[Figure content listings]
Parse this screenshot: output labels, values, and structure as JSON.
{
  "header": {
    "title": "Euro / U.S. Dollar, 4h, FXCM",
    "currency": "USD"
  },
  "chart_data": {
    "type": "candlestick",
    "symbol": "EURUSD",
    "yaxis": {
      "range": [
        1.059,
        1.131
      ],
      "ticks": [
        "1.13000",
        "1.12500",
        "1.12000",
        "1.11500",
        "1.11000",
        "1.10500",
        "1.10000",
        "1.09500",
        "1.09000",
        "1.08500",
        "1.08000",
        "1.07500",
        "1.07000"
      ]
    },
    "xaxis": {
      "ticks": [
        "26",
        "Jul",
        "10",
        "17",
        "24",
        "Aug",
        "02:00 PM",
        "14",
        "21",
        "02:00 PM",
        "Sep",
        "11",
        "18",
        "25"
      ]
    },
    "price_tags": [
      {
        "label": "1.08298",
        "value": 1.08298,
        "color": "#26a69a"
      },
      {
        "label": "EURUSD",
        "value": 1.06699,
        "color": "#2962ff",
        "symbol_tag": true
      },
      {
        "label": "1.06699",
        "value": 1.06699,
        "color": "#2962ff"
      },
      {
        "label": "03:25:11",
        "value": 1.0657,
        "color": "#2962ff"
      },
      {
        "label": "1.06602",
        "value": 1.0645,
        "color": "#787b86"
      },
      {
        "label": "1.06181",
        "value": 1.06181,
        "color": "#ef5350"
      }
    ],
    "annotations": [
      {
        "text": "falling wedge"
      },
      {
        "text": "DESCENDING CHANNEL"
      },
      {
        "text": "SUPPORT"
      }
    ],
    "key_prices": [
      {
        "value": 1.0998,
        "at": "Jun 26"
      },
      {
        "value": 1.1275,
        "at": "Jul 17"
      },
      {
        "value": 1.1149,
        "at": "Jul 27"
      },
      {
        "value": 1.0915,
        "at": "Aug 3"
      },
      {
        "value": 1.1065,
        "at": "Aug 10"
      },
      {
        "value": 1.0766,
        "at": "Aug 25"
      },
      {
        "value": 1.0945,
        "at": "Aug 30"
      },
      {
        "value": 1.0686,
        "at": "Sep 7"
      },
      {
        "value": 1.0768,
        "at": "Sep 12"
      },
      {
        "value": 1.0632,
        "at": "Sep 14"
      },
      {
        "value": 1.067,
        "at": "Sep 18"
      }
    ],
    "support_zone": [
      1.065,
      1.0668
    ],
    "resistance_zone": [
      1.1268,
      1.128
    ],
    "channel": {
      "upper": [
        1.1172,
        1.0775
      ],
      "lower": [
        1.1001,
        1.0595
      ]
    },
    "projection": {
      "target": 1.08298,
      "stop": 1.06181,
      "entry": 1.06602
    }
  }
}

AIM:
Print the entries exactly. Include every one.

ANSWER TO THIS TASK:
Parse this screenshot: output labels, values, and structure as JSON.
{
  "header": {
    "title": "Euro / U.S. Dollar, 4h, FXCM",
    "currency": "USD"
  },
  "chart_data": {
    "type": "candlestick",
    "symbol": "EURUSD",
    "yaxis": {
      "range": [
        1.059,
        1.131
      ],
      "ticks": [
        "1.13000",
        "1.12500",
        "1.12000",
        "1.11500",
        "1.11000",
        "1.10500",
        "1.10000",
        "1.09500",
        "1.09000",
        "1.08500",
        "1.08000",
        "1.07500",
        "1.07000"
      ]
    },
    "xaxis": {
      "ticks": [
        "26",
        "Jul",
        "10",
        "17",
        "24",
        "Aug",
        "02:00 PM",
        "14",
        "21",
        "02:00 PM",
        "Sep",
        "11",
        "18",
        "25"
      ]
    },
    "price_tags": [
      {
        "label": "1.08298",
        "value": 1.08298,
        "color": "#26a69a"
      },
      {
        "label": "EURUSD",
        "value": 1.06699,
        "color": "#2962ff",
        "symbol_tag": true
      },
      {
        "label": "1.06699",
        "value": 1.06699,
        "color": "#2962ff"
      },
      {
        "label": "03:25:11",
        "value": 1.0657,
        "color": "#2962ff"
      },
      {
        "label": "1.06602",
        "value": 1.0645,
        "color": "#787b86"
      },
      {
        "label": "1.06181",
        "value": 1.06181,
        "color": "#ef5350"
      }
    ],
    "annotations": [
      {
        "text": "falling wedge"
      },
      {
        "text": "DESCENDING CHANNEL"
      },
      {
        "text": "SUPPORT"
      }
    ],
    "key_prices": [
      {
        "value": 1.0998,
        "at": "Jun 26"
      },
      {
        "value": 1.1275,
        "at": "Jul 17"
      },
      {
        "value": 1.1149,
        "at": "Jul 27"
      },
      {
        "value": 1.0915,
        "at": "Aug 3"
      },
      {
        "value": 1.1065,
        "at": "Aug 10"
      },
      {
        "value": 1.0766,
        "at": "Aug 25"
      },
      {
        "value": 1.0945,
        "at": "Aug 30"
      },
      {
        "value": 1.0686,
        "at": "Sep 7"
      },
      {
        "value": 1.0768,
        "at": "Sep 12"
      },
      {
        "value": 1.0632,
        "at": "Sep 14"
      },
      {
        "value": 1.067,
        "at": "Sep 18"
      }
    ],
    "support_zone": [
      1.065,
      1.0668
    ],
    "resistance_zone": [
      1.1268,
      1.128
    ],
    "channel": {
      "upper": [
        1.1172,
        1.0775
      ],
      "lower": [
        1.1001,
        1.0595
      ]
    },
    "projection": {
      "target": 1.08298,
      "stop": 1.06181,
      "entry": 1.06602
    }
  }
}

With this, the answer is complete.